Pick out every line in the data below that holds "title".

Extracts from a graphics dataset
++++++++++

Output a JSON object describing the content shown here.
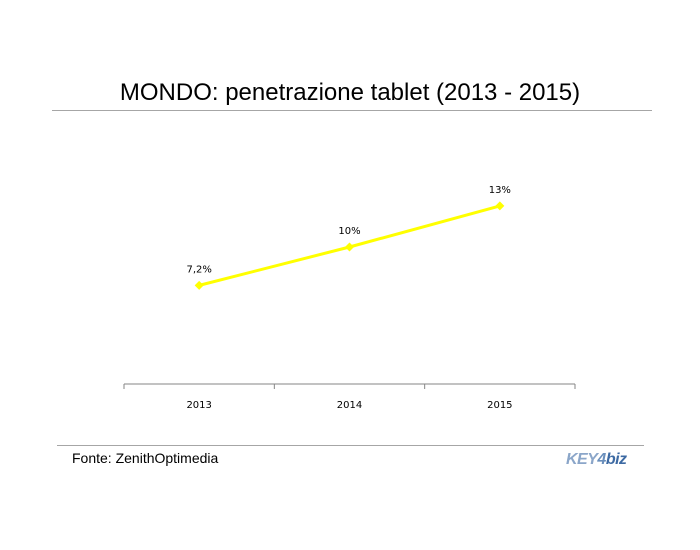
{
  "title": "MONDO: penetrazione tablet (2013 - 2015)",
  "source": "Fonte: ZenithOptimedia",
  "logo": {
    "part1": "KEY",
    "part2": "4",
    "part3": "biz"
  },
  "colors": {
    "line": "#ffff00",
    "axis": "#868686",
    "rule": "#a6a6a6"
  },
  "chart_data": {
    "type": "line",
    "title": "MONDO: penetrazione tablet (2013 - 2015)",
    "categories": [
      "2013",
      "2014",
      "2015"
    ],
    "series": [
      {
        "values": [
          7.2,
          10,
          13
        ],
        "labels": [
          "7,2%",
          "10%",
          "13%"
        ],
        "marker": "diamond"
      }
    ],
    "ylim": [
      0,
      20
    ],
    "grid": false,
    "legend": "none"
  }
}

++++++++++

## Answer for the task
  "title": "MONDO: penetrazione tablet (2013 - 2015)",
    "title": "MONDO: penetrazione tablet (2013 - 2015)",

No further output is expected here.